### Problem description
Everything in the data should be repeated exactly, save for the images.
* begin Source data *
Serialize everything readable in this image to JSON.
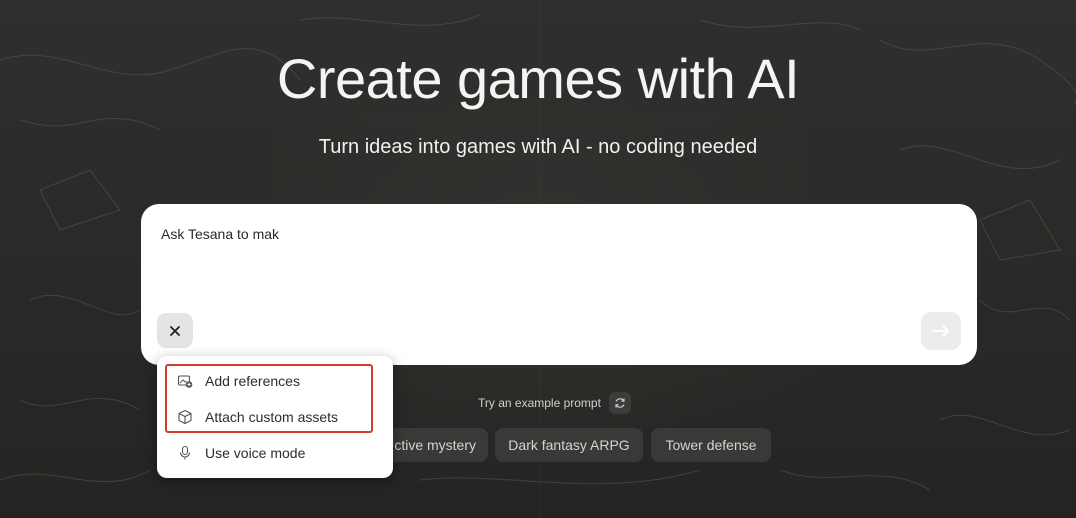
{
  "hero": {
    "title": "Create games with AI",
    "subtitle": "Turn ideas into games with AI - no coding needed"
  },
  "prompt": {
    "value": "Ask Tesana to mak",
    "close_icon": "close-icon",
    "submit_icon": "arrow-right-icon"
  },
  "menu": {
    "items": [
      {
        "label": "Add references",
        "icon": "image-add-icon"
      },
      {
        "label": "Attach custom assets",
        "icon": "cube-icon"
      },
      {
        "label": "Use voice mode",
        "icon": "microphone-icon"
      }
    ]
  },
  "examples": {
    "label": "Try an example prompt",
    "chips": [
      "ctive mystery",
      "Dark fantasy ARPG",
      "Tower defense"
    ]
  },
  "colors": {
    "highlight": "#d23d2d",
    "background": "#2b2a28"
  }
}
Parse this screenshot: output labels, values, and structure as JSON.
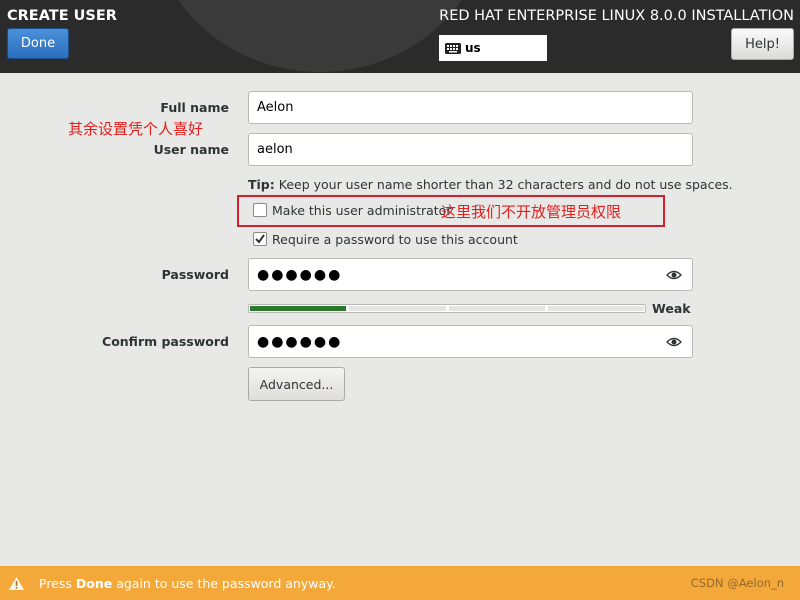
{
  "header": {
    "spoke_title": "CREATE USER",
    "done_label": "Done",
    "product_title": "RED HAT ENTERPRISE LINUX 8.0.0 INSTALLATION",
    "keyboard_layout": "us",
    "help_label": "Help!"
  },
  "form": {
    "full_name_label": "Full name",
    "full_name_value": "Aelon",
    "user_name_label": "User name",
    "user_name_value": "aelon",
    "tip_prefix": "Tip:",
    "tip_text": " Keep your user name shorter than 32 characters and do not use spaces.",
    "admin_label": "Make this user administrator",
    "admin_checked": false,
    "require_password_label": "Require a password to use this account",
    "require_password_checked": true,
    "password_label": "Password",
    "password_value": "●●●●●●",
    "strength_label": "Weak",
    "strength_fraction": 0.25,
    "confirm_label": "Confirm password",
    "confirm_value": "●●●●●●",
    "advanced_label": "Advanced..."
  },
  "annotations": {
    "left_note": "其余设置凭个人喜好",
    "admin_note": "这里我们不开放管理员权限"
  },
  "warning": {
    "text_before": "Press ",
    "text_bold": "Done",
    "text_after": " again to use the password anyway."
  },
  "watermark": "CSDN @Aelon_n",
  "colors": {
    "accent_blue": "#3b7fd0",
    "warning_orange": "#f5a83a",
    "annotation_red": "#e0201e",
    "strength_green": "#2a7a2a"
  }
}
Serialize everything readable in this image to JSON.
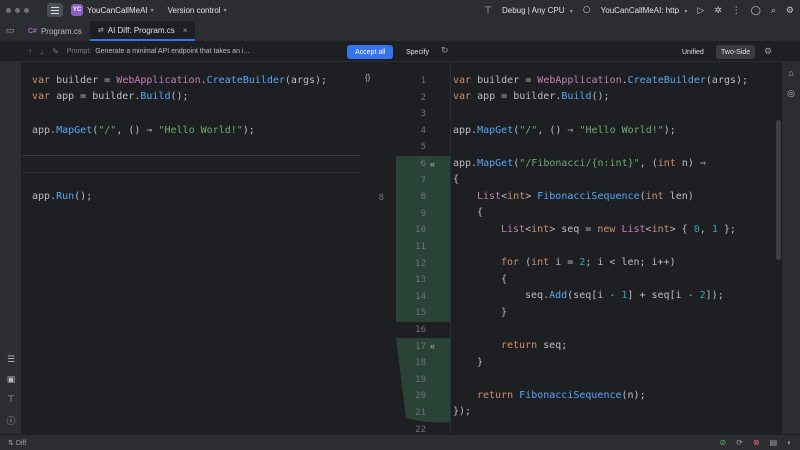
* end Source data *
### Exercise output
Serialize everything readable in this image to JSON.
{
  "hero": {
    "title": "Create games with AI",
    "subtitle": "Turn ideas into games with AI - no coding needed"
  },
  "prompt": {
    "value": "Ask Tesana to mak",
    "close_icon": "close-icon",
    "submit_icon": "arrow-right-icon"
  },
  "menu": {
    "items": [
      {
        "label": "Add references",
        "icon": "image-add-icon"
      },
      {
        "label": "Attach custom assets",
        "icon": "cube-icon"
      },
      {
        "label": "Use voice mode",
        "icon": "microphone-icon"
      }
    ]
  },
  "examples": {
    "label": "Try an example prompt",
    "chips": [
      "ctive mystery",
      "Dark fantasy ARPG",
      "Tower defense"
    ]
  },
  "colors": {
    "highlight": "#d23d2d",
    "background": "#2b2a28"
  }
}
Parse this screenshot: output labels, values, and structure as JSON.
{
  "header": {
    "spoke_title": "CREATE USER",
    "done_label": "Done",
    "product_title": "RED HAT ENTERPRISE LINUX 8.0.0 INSTALLATION",
    "keyboard_layout": "us",
    "help_label": "Help!"
  },
  "form": {
    "full_name_label": "Full name",
    "full_name_value": "Aelon",
    "user_name_label": "User name",
    "user_name_value": "aelon",
    "tip_prefix": "Tip:",
    "tip_text": " Keep your user name shorter than 32 characters and do not use spaces.",
    "admin_label": "Make this user administrator",
    "admin_checked": false,
    "require_password_label": "Require a password to use this account",
    "require_password_checked": true,
    "password_label": "Password",
    "password_value": "●●●●●●",
    "strength_label": "Weak",
    "strength_fraction": 0.25,
    "confirm_label": "Confirm password",
    "confirm_value": "●●●●●●",
    "advanced_label": "Advanced..."
  },
  "annotations": {
    "left_note": "其余设置凭个人喜好",
    "admin_note": "这里我们不开放管理员权限"
  },
  "warning": {
    "text_before": "Press ",
    "text_bold": "Done",
    "text_after": " again to use the password anyway."
  },
  "watermark": "CSDN @Aelon_n",
  "colors": {
    "accent_blue": "#3b7fd0",
    "warning_orange": "#f5a83a",
    "annotation_red": "#e0201e",
    "strength_green": "#2a7a2a"
  }
}
Serialize everything readable in this image to JSON.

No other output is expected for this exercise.